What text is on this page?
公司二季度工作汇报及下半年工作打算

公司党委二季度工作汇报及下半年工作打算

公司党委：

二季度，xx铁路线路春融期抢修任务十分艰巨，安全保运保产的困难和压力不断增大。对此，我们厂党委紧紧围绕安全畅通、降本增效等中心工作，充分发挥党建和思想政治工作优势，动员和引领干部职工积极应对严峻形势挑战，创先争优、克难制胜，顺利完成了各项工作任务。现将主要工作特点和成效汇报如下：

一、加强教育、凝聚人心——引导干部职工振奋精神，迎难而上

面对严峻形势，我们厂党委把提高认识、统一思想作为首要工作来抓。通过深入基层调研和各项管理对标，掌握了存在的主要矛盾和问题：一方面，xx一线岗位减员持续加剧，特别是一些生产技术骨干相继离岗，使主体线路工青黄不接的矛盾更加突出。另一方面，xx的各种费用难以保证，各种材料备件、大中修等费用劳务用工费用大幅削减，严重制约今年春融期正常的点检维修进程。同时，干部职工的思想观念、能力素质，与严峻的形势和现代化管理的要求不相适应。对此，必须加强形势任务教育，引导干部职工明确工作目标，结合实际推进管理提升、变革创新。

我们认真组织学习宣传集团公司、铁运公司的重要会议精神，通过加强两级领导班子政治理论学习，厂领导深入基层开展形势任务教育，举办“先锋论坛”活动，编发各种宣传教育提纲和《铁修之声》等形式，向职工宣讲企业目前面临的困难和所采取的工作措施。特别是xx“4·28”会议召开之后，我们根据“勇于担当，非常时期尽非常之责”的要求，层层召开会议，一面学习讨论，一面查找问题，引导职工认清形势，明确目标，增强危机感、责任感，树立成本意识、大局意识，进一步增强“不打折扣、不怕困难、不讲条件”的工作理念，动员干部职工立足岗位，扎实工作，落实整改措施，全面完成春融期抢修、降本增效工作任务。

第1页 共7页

## Set exercise
Using the listing above, please repeat every entry exactly.

## Completed task
What text is on this page?
公司二季度工作汇报及下半年工作打算

公司党委二季度工作汇报及下半年工作打算

公司党委：

二季度，xx铁路线路春融期抢修任务十分艰巨，安全保运保产的困难和压力不断增大。对此，我们厂党委紧紧围绕安全畅通、降本增效等中心工作，充分发挥党建和思想政治工作优势，动员和引领干部职工积极应对严峻形势挑战，创先争优、克难制胜，顺利完成了各项工作任务。现将主要工作特点和成效汇报如下：

一、加强教育、凝聚人心——引导干部职工振奋精神，迎难而上

面对严峻形势，我们厂党委把提高认识、统一思想作为首要工作来抓。通过深入基层调研和各项管理对标，掌握了存在的主要矛盾和问题：一方面，xx一线岗位减员持续加剧，特别是一些生产技术骨干相继离岗，使主体线路工青黄不接的矛盾更加突出。另一方面，xx的各种费用难以保证，各种材料备件、大中修等费用劳务用工费用大幅削减，严重制约今年春融期正常的点检维修进程。同时，干部职工的思想观念、能力素质，与严峻的形势和现代化管理的要求不相适应。对此，必须加强形势任务教育，引导干部职工明确工作目标，结合实际推进管理提升、变革创新。

我们认真组织学习宣传集团公司、铁运公司的重要会议精神，通过加强两级领导班子政治理论学习，厂领导深入基层开展形势任务教育，举办“先锋论坛”活动，编发各种宣传教育提纲和《铁修之声》等形式，向职工宣讲企业目前面临的困难和所采取的工作措施。特别是xx“4·28”会议召开之后，我们根据“勇于担当，非常时期尽非常之责”的要求，层层召开会议，一面学习讨论，一面查找问题，引导职工认清形势，明确目标，增强危机感、责任感，树立成本意识、大局意识，进一步增强“不打折扣、不怕困难、不讲条件”的工作理念，动员干部职工立足岗位，扎实工作，落实整改措施，全面完成春融期抢修、降本增效工作任务。

第1页 共7页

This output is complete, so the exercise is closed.